* **PROBLEM DESCRIPTION**
Filter the entries below, keeping every line that has the word "Mbps".

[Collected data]

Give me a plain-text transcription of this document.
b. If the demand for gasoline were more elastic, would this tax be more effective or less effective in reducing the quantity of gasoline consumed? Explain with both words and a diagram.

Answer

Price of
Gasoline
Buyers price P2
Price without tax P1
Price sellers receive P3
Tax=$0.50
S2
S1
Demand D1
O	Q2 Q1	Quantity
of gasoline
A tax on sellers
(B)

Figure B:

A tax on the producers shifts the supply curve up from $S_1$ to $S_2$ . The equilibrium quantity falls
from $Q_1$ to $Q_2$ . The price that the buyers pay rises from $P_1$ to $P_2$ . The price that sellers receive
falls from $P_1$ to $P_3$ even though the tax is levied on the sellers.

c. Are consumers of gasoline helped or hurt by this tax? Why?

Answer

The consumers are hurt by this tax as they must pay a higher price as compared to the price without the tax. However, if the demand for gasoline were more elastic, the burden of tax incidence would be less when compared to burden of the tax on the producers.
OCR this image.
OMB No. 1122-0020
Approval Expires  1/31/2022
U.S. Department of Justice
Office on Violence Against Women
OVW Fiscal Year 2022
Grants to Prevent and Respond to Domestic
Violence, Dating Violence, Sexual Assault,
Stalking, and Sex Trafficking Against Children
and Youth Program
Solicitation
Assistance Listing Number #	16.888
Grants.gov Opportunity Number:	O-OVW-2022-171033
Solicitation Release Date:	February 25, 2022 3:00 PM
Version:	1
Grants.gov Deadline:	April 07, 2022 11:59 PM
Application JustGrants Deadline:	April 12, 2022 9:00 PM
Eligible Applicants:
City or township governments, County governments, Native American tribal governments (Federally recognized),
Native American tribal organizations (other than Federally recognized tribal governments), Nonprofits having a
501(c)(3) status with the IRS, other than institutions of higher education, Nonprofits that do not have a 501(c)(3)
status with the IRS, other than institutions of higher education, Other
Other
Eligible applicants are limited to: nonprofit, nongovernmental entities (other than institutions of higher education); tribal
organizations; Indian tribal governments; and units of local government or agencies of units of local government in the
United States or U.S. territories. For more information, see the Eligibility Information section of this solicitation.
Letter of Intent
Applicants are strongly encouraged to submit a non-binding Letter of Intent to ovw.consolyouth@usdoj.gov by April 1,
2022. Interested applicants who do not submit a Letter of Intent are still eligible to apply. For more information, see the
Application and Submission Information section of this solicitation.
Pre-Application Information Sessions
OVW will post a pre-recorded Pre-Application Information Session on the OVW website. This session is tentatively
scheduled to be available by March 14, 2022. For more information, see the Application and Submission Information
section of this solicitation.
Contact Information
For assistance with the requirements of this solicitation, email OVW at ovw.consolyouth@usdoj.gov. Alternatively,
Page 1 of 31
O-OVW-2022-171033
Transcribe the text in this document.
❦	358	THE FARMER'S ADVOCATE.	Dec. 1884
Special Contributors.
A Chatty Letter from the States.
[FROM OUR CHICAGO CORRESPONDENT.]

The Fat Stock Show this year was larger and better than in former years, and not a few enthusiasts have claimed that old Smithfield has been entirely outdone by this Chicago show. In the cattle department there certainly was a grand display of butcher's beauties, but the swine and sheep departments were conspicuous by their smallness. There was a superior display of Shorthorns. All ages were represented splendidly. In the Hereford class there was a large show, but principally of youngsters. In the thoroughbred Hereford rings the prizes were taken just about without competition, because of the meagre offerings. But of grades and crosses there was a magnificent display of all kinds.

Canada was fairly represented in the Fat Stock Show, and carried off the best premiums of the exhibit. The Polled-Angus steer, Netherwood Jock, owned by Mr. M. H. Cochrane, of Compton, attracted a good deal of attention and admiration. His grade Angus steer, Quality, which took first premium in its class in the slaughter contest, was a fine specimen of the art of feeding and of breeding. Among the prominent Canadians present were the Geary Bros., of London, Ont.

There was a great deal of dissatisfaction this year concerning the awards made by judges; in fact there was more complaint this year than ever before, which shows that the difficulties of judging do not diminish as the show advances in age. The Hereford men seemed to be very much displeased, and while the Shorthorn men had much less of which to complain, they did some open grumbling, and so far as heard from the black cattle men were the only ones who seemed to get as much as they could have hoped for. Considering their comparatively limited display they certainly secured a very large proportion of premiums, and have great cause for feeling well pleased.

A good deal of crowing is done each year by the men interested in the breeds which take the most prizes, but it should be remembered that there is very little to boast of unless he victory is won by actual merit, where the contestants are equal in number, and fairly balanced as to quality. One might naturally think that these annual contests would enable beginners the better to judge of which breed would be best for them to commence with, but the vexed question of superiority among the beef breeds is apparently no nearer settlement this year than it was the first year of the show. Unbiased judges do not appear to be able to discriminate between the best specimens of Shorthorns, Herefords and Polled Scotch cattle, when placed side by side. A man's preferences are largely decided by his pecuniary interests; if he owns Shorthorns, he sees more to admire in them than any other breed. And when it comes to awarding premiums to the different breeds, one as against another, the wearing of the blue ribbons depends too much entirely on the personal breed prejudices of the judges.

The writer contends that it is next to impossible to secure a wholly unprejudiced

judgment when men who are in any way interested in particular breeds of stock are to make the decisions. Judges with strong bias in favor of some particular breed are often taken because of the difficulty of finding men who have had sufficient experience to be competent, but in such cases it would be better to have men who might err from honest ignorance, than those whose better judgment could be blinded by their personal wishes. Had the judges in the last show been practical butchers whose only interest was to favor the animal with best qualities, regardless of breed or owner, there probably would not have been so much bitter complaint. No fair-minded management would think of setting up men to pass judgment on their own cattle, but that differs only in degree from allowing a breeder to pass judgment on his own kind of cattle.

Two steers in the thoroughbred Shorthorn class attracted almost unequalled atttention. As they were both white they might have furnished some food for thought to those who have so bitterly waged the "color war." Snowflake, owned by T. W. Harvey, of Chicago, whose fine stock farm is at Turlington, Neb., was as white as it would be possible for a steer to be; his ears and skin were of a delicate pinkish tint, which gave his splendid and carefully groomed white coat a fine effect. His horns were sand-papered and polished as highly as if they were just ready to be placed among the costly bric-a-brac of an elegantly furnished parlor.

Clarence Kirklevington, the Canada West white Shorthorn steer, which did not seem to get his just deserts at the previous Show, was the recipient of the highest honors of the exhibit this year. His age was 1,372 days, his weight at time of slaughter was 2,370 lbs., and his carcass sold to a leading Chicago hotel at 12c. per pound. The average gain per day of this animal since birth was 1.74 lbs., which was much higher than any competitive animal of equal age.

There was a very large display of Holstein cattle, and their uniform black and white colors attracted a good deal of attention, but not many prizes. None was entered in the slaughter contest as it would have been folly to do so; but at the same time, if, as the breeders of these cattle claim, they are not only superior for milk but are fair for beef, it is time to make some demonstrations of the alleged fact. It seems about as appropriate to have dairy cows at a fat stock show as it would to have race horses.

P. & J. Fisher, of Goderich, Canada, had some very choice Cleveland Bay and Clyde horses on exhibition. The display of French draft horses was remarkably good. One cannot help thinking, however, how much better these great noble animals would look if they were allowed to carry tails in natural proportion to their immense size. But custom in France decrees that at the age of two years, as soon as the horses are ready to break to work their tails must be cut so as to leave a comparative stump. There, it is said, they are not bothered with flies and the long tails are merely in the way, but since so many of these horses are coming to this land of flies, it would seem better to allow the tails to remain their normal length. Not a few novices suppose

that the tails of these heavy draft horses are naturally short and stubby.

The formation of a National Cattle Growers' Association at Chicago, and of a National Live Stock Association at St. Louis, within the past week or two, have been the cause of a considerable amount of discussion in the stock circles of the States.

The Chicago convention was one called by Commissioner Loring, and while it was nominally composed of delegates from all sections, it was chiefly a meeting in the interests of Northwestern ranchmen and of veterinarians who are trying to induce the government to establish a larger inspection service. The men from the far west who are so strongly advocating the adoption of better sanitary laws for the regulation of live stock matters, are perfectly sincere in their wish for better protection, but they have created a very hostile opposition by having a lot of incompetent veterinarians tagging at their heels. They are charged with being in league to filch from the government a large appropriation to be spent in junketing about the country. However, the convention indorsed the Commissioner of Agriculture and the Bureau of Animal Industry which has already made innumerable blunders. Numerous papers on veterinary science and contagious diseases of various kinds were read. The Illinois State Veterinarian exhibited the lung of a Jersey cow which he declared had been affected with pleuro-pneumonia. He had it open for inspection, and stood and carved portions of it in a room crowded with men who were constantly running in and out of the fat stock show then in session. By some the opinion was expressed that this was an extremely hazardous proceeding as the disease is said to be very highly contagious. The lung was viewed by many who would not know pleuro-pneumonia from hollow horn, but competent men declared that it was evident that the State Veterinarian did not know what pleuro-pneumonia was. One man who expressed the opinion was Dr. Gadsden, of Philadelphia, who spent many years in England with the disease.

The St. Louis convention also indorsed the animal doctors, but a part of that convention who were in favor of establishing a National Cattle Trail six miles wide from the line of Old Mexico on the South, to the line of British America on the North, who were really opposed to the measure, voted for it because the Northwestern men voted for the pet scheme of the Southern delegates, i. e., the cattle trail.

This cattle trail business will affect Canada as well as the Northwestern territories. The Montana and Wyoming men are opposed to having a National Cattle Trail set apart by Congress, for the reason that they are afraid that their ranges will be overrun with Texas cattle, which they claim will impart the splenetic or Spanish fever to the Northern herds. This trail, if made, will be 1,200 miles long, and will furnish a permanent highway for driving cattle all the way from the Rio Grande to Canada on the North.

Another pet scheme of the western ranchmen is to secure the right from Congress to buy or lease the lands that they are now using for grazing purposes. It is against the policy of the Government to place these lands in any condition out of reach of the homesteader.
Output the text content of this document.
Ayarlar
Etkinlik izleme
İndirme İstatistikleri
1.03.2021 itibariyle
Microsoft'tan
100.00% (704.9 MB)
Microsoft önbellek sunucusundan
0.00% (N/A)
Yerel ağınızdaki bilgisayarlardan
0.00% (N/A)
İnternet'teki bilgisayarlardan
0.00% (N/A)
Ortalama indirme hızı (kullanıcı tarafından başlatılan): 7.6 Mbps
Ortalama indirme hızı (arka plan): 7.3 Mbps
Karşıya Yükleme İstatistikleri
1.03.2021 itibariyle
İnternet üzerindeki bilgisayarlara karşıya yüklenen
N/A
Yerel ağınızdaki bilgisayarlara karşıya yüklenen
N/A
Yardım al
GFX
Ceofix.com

* **SOLUTION**
Ortalama indirme hızı (kullanıcı tarafından başlatılan): 7.6 Mbps
Ortalama indirme hızı (arka plan): 7.3 Mbps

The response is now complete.